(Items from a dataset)

----------

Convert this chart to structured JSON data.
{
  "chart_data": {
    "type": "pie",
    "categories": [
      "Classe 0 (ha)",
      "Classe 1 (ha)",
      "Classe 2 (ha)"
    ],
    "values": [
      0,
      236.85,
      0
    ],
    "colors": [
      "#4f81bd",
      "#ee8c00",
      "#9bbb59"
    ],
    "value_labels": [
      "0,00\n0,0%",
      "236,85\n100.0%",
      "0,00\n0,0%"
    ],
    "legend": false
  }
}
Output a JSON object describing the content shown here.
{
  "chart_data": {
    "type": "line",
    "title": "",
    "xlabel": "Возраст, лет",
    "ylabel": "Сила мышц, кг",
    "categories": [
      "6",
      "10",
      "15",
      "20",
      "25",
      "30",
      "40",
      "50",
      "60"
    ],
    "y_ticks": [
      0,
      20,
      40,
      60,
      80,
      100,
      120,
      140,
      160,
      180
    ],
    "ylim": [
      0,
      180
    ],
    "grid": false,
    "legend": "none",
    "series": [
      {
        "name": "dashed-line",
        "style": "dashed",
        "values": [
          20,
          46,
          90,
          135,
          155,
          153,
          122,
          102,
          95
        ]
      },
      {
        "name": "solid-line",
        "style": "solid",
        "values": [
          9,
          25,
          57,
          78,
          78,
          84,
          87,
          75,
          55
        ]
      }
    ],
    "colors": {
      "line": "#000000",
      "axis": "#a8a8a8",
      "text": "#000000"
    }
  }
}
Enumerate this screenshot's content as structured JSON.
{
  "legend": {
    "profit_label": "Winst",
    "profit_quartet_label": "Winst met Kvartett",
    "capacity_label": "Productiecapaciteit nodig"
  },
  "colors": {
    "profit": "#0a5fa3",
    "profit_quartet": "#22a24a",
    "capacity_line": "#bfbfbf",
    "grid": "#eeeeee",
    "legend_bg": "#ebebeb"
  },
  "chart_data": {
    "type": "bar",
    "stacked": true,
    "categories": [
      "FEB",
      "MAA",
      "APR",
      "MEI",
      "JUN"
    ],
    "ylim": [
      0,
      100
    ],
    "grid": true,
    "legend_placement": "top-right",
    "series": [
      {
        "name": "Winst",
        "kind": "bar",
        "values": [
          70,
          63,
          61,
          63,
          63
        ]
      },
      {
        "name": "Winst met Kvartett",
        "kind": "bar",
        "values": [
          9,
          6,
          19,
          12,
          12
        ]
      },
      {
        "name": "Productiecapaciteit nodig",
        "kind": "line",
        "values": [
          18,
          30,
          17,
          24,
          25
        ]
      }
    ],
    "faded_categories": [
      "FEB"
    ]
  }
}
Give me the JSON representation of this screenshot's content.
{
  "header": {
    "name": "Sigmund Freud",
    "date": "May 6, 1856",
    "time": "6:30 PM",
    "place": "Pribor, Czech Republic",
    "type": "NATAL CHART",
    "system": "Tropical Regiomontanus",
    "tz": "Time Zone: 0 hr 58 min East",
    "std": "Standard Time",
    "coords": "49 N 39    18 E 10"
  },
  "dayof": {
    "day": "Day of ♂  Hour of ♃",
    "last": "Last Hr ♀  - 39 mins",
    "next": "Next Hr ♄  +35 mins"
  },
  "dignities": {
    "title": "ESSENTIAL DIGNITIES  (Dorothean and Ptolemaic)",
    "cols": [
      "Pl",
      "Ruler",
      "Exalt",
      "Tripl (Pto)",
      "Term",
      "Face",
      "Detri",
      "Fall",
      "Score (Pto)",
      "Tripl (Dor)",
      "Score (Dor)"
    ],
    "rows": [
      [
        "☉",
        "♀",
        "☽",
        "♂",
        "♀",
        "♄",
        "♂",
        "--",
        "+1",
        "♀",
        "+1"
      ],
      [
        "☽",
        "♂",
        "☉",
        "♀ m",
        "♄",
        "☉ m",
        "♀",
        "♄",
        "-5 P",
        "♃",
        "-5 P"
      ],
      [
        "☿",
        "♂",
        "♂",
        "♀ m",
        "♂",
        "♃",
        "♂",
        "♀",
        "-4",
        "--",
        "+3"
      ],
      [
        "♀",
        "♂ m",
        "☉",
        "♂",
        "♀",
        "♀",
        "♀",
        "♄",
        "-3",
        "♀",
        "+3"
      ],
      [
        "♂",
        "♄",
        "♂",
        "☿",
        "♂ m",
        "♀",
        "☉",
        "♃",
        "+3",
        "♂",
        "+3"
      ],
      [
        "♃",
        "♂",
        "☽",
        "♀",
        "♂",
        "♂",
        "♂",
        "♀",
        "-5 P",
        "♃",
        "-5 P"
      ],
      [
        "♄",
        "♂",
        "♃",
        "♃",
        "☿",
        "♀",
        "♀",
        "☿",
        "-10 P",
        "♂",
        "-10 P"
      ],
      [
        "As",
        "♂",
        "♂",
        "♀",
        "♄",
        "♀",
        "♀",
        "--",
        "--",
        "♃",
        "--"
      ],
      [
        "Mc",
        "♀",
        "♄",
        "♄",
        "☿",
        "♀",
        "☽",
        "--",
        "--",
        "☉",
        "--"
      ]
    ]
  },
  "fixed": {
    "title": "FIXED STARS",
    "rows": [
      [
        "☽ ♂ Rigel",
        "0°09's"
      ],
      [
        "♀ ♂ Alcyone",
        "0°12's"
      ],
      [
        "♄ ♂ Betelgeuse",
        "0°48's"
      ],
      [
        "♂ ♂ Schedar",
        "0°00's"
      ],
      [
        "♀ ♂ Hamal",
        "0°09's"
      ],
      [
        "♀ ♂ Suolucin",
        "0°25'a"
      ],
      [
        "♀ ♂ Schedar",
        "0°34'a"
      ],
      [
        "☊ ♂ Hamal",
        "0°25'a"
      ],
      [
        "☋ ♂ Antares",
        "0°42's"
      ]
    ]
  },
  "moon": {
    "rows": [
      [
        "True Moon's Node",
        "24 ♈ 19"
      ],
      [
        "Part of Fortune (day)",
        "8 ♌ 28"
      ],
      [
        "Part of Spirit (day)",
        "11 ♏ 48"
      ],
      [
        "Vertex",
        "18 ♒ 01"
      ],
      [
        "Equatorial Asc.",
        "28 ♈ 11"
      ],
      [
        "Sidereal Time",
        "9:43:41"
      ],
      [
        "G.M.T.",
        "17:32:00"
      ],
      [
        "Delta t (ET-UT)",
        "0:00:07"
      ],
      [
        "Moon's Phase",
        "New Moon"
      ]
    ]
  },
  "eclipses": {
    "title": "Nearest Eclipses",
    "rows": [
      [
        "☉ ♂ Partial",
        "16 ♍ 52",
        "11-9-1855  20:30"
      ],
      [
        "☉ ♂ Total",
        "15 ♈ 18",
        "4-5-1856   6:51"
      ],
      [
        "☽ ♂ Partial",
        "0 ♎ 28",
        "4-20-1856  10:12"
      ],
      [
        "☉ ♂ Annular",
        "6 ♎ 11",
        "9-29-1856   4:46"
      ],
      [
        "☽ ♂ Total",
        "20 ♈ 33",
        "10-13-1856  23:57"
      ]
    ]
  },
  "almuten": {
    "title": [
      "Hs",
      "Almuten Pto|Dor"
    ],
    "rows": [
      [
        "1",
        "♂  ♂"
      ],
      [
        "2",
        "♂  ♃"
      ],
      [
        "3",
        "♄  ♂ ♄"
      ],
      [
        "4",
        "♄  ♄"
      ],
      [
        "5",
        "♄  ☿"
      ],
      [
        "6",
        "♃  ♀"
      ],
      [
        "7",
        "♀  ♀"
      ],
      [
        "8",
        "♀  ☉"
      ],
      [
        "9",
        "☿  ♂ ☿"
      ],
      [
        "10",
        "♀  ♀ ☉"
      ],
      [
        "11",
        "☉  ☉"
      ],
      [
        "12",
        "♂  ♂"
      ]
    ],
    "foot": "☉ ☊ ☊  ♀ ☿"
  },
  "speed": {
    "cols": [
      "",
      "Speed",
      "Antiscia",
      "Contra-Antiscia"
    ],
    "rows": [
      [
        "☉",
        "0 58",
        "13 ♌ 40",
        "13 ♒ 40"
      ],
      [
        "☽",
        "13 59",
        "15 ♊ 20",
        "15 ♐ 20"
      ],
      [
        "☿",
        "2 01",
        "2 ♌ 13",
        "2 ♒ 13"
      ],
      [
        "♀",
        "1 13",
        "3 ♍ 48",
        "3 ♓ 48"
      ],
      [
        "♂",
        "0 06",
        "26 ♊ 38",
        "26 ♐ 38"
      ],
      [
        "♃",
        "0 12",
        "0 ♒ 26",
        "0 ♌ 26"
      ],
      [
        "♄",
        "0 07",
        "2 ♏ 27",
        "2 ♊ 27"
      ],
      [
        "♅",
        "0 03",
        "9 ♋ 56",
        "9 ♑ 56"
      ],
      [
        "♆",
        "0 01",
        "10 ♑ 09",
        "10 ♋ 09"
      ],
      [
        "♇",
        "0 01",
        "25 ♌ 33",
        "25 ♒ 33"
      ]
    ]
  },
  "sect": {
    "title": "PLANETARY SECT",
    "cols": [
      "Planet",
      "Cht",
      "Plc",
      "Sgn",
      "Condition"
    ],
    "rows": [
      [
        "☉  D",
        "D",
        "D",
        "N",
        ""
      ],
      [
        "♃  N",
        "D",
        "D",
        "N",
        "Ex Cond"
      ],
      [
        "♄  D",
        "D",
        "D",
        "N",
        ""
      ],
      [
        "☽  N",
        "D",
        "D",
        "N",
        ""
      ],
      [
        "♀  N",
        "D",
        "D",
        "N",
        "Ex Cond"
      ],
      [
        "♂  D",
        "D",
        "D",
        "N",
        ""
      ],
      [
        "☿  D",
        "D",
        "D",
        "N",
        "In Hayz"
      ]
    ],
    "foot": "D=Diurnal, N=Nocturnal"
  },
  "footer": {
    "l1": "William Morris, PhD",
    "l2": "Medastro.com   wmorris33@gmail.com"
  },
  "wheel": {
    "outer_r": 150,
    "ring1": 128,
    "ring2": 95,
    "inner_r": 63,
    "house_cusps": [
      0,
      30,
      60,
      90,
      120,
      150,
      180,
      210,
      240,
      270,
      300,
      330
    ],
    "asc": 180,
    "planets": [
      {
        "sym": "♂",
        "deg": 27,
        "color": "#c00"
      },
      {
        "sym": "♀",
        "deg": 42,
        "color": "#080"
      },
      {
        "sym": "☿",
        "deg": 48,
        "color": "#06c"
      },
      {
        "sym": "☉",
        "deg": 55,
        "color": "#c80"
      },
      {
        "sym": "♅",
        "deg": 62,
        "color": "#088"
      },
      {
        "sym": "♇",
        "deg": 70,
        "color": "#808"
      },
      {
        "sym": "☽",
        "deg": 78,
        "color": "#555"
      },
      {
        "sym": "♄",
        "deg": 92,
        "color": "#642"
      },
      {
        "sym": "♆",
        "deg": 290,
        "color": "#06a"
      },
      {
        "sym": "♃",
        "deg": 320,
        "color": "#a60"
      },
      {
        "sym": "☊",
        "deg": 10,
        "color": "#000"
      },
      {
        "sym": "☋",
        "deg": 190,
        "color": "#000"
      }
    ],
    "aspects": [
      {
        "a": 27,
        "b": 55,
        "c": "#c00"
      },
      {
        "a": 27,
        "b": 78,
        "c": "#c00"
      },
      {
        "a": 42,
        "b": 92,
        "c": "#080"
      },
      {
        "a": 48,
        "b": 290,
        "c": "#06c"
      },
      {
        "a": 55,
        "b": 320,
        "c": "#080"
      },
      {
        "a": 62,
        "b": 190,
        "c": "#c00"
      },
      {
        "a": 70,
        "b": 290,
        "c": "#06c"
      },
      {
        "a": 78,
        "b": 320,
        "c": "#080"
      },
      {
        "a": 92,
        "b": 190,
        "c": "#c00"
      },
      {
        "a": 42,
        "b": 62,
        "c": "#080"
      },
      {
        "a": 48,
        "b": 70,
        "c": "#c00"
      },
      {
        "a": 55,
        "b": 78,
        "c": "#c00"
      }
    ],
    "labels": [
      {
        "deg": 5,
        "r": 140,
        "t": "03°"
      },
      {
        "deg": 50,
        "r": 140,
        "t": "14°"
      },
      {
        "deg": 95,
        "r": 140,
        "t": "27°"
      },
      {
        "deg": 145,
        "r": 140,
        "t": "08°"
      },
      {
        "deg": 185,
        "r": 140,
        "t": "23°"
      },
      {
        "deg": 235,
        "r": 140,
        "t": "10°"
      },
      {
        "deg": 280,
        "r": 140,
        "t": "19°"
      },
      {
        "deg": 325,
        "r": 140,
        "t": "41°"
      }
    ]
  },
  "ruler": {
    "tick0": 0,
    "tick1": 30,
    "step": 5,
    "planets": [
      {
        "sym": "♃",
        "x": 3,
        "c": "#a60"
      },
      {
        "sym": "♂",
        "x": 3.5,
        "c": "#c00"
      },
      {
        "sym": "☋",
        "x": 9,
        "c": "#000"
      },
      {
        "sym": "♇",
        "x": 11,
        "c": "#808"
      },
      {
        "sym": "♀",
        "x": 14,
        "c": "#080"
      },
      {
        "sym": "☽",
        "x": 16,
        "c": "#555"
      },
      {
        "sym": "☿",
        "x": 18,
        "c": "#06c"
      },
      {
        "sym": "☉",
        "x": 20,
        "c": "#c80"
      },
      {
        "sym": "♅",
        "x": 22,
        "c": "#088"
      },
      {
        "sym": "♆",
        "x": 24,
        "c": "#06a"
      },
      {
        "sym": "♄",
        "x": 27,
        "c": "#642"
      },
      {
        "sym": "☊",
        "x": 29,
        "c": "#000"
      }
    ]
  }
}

----------

Pull out all lines in the data above that include "type".

Full answer:
    "type": "pie",
    "type": "line",
    "type": "bar",
    "type": "NATAL CHART",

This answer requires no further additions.